Your goal
Scan the listing that follows and report how many lines contain "border". Write the number alone.
>> Start
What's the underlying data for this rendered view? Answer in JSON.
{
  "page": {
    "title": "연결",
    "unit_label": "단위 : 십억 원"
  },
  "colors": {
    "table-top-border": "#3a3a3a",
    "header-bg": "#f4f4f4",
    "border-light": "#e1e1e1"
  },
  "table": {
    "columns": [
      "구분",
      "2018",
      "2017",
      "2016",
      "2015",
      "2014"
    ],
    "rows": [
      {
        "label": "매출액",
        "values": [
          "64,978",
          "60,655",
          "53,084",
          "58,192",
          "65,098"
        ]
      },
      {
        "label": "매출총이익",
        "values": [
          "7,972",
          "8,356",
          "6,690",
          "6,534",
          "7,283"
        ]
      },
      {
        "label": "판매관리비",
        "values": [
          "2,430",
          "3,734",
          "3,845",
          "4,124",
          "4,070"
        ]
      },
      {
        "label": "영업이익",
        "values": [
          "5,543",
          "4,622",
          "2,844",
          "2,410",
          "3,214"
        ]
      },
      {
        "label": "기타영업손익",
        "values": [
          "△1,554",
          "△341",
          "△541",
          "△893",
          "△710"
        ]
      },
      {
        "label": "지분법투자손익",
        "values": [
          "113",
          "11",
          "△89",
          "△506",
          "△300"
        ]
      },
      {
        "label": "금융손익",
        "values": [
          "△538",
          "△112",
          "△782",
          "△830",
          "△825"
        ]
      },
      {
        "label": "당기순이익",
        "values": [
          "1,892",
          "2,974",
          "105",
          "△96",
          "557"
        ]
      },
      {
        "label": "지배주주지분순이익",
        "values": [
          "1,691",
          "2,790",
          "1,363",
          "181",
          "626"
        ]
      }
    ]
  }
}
>> End
Result of this task
2